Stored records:
┄┄┄┄┄┄

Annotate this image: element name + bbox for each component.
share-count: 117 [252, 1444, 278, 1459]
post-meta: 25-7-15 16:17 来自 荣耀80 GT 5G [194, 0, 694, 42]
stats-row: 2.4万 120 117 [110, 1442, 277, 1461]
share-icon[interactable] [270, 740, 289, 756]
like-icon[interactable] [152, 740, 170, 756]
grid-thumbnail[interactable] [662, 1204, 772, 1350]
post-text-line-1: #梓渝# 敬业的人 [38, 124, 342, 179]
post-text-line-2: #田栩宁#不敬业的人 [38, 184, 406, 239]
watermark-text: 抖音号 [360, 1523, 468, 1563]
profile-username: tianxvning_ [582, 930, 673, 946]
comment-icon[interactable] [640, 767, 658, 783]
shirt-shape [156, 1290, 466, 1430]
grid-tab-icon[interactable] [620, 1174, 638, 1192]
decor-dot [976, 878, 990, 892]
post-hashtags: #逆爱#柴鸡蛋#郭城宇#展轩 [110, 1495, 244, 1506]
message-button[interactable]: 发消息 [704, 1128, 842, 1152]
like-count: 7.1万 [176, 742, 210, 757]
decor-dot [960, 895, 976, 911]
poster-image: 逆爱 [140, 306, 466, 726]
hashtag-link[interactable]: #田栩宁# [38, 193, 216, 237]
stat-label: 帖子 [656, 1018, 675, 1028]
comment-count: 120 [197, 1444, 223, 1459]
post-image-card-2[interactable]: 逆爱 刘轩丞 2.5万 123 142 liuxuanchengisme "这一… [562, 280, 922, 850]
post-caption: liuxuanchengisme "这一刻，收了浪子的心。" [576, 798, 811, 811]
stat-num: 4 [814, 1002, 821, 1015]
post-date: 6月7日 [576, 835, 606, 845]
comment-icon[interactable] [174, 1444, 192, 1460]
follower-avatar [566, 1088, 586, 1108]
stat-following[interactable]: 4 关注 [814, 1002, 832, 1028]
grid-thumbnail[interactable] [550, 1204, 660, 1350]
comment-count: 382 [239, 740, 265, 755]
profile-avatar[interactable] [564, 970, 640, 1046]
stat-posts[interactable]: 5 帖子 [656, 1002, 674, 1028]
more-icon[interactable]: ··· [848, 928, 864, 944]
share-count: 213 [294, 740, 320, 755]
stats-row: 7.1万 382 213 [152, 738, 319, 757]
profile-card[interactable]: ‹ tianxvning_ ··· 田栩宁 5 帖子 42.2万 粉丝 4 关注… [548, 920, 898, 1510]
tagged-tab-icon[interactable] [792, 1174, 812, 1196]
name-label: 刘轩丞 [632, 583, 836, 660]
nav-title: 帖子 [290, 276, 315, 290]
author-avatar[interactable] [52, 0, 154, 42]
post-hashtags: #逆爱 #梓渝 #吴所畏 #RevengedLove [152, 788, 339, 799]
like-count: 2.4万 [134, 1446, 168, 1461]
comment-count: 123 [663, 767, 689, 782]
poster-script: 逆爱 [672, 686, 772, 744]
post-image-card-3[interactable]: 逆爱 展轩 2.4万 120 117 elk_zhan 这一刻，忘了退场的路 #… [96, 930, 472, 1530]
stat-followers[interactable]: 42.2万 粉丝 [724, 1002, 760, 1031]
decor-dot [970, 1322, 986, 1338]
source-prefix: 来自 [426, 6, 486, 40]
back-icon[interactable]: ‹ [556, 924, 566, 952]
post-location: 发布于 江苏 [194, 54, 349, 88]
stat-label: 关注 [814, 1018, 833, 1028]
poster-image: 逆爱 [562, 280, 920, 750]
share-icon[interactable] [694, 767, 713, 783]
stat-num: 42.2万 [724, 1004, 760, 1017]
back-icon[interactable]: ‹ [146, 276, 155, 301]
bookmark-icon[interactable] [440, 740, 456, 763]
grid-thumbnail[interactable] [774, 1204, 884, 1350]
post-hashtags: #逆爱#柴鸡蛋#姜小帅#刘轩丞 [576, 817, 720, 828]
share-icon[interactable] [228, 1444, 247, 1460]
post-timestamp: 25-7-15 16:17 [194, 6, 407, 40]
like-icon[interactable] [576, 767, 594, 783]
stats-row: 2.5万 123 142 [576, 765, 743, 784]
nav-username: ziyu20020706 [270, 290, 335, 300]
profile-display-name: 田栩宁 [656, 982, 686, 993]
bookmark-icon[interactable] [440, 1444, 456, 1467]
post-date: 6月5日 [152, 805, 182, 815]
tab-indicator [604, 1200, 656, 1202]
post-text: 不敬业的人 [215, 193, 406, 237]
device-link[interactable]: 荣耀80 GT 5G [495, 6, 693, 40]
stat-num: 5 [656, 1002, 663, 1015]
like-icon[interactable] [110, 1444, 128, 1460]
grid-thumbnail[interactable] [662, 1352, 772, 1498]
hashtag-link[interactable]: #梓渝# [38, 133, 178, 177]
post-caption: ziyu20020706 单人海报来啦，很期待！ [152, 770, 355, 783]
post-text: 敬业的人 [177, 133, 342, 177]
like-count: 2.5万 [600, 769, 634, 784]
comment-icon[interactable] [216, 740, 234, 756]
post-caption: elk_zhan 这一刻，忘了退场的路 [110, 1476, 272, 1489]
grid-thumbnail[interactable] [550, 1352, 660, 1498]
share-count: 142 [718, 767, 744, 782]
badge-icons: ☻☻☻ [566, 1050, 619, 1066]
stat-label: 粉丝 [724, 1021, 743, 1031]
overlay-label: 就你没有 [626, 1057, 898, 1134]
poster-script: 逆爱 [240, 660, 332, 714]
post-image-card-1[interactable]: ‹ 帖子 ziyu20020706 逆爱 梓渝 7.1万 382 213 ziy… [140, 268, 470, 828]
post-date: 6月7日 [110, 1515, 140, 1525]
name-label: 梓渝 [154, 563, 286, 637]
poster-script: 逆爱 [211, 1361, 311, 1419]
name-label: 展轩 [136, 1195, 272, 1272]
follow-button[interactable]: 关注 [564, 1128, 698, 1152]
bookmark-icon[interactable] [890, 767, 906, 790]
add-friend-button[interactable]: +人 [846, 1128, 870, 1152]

┄┄┄┄┄┄

Quote every line of the data above word for word.

◆ FULL RESPONSE
Annotate this image: element name + bbox for each component.
share-count: 117 [252, 1444, 278, 1459]
post-meta: 25-7-15 16:17 来自 荣耀80 GT 5G [194, 0, 694, 42]
stats-row: 2.4万 120 117 [110, 1442, 277, 1461]
share-icon[interactable] [270, 740, 289, 756]
like-icon[interactable] [152, 740, 170, 756]
grid-thumbnail[interactable] [662, 1204, 772, 1350]
post-text-line-1: #梓渝# 敬业的人 [38, 124, 342, 179]
post-text-line-2: #田栩宁#不敬业的人 [38, 184, 406, 239]
watermark-text: 抖音号 [360, 1523, 468, 1563]
profile-username: tianxvning_ [582, 930, 673, 946]
comment-icon[interactable] [640, 767, 658, 783]
shirt-shape [156, 1290, 466, 1430]
grid-tab-icon[interactable] [620, 1174, 638, 1192]
decor-dot [976, 878, 990, 892]
post-hashtags: #逆爱#柴鸡蛋#郭城宇#展轩 [110, 1495, 244, 1506]
message-button[interactable]: 发消息 [704, 1128, 842, 1152]
like-count: 7.1万 [176, 742, 210, 757]
decor-dot [960, 895, 976, 911]
poster-image: 逆爱 [140, 306, 466, 726]
hashtag-link[interactable]: #田栩宁# [38, 193, 216, 237]
stat-label: 帖子 [656, 1018, 675, 1028]
comment-count: 120 [197, 1444, 223, 1459]
post-image-card-2[interactable]: 逆爱 刘轩丞 2.5万 123 142 liuxuanchengisme "这一… [562, 280, 922, 850]
post-caption: liuxuanchengisme "这一刻，收了浪子的心。" [576, 798, 811, 811]
stat-num: 4 [814, 1002, 821, 1015]
post-date: 6月7日 [576, 835, 606, 845]
comment-icon[interactable] [174, 1444, 192, 1460]
follower-avatar [566, 1088, 586, 1108]
stat-following[interactable]: 4 关注 [814, 1002, 832, 1028]
grid-thumbnail[interactable] [550, 1204, 660, 1350]
comment-count: 382 [239, 740, 265, 755]
profile-avatar[interactable] [564, 970, 640, 1046]
stat-posts[interactable]: 5 帖子 [656, 1002, 674, 1028]
more-icon[interactable]: ··· [848, 928, 864, 944]
share-count: 213 [294, 740, 320, 755]
stats-row: 7.1万 382 213 [152, 738, 319, 757]
profile-card[interactable]: ‹ tianxvning_ ··· 田栩宁 5 帖子 42.2万 粉丝 4 关注… [548, 920, 898, 1510]
tagged-tab-icon[interactable] [792, 1174, 812, 1196]
name-label: 刘轩丞 [632, 583, 836, 660]
nav-title: 帖子 [290, 276, 315, 290]
author-avatar[interactable] [52, 0, 154, 42]
post-hashtags: #逆爱 #梓渝 #吴所畏 #RevengedLove [152, 788, 339, 799]
like-count: 2.4万 [134, 1446, 168, 1461]
comment-count: 123 [663, 767, 689, 782]
poster-script: 逆爱 [672, 686, 772, 744]
post-image-card-3[interactable]: 逆爱 展轩 2.4万 120 117 elk_zhan 这一刻，忘了退场的路 #… [96, 930, 472, 1530]
stat-followers[interactable]: 42.2万 粉丝 [724, 1002, 760, 1031]
decor-dot [970, 1322, 986, 1338]
source-prefix: 来自 [426, 6, 486, 40]
back-icon[interactable]: ‹ [556, 924, 566, 952]
post-location: 发布于 江苏 [194, 54, 349, 88]
stat-label: 关注 [814, 1018, 833, 1028]
poster-image: 逆爱 [562, 280, 920, 750]
share-icon[interactable] [694, 767, 713, 783]
stat-num: 42.2万 [724, 1004, 760, 1017]
back-icon[interactable]: ‹ [146, 276, 155, 301]
bookmark-icon[interactable] [440, 740, 456, 763]
grid-thumbnail[interactable] [774, 1204, 884, 1350]
post-hashtags: #逆爱#柴鸡蛋#姜小帅#刘轩丞 [576, 817, 720, 828]
share-icon[interactable] [228, 1444, 247, 1460]
post-timestamp: 25-7-15 16:17 [194, 6, 407, 40]
like-icon[interactable] [576, 767, 594, 783]
stats-row: 2.5万 123 142 [576, 765, 743, 784]
nav-username: ziyu20020706 [270, 290, 335, 300]
profile-display-name: 田栩宁 [656, 982, 686, 993]
bookmark-icon[interactable] [440, 1444, 456, 1467]
post-date: 6月5日 [152, 805, 182, 815]
tab-indicator [604, 1200, 656, 1202]
post-text: 不敬业的人 [215, 193, 406, 237]
device-link[interactable]: 荣耀80 GT 5G [495, 6, 693, 40]
stat-num: 5 [656, 1002, 663, 1015]
like-icon[interactable] [110, 1444, 128, 1460]
grid-thumbnail[interactable] [662, 1352, 772, 1498]
hashtag-link[interactable]: #梓渝# [38, 133, 178, 177]
post-caption: ziyu20020706 单人海报来啦，很期待！ [152, 770, 355, 783]
post-text: 敬业的人 [177, 133, 342, 177]
like-count: 2.5万 [600, 769, 634, 784]
comment-icon[interactable] [216, 740, 234, 756]
post-caption: elk_zhan 这一刻，忘了退场的路 [110, 1476, 272, 1489]
grid-thumbnail[interactable] [550, 1352, 660, 1498]
share-count: 142 [718, 767, 744, 782]
badge-icons: ☻☻☻ [566, 1050, 619, 1066]
stat-label: 粉丝 [724, 1021, 743, 1031]
overlay-label: 就你没有 [626, 1057, 898, 1134]
poster-script: 逆爱 [240, 660, 332, 714]
post-image-card-1[interactable]: ‹ 帖子 ziyu20020706 逆爱 梓渝 7.1万 382 213 ziy… [140, 268, 470, 828]
post-date: 6月7日 [110, 1515, 140, 1525]
name-label: 梓渝 [154, 563, 286, 637]
poster-script: 逆爱 [211, 1361, 311, 1419]
name-label: 展轩 [136, 1195, 272, 1272]
follow-button[interactable]: 关注 [564, 1128, 698, 1152]
bookmark-icon[interactable] [890, 767, 906, 790]
add-friend-button[interactable]: +人 [846, 1128, 870, 1152]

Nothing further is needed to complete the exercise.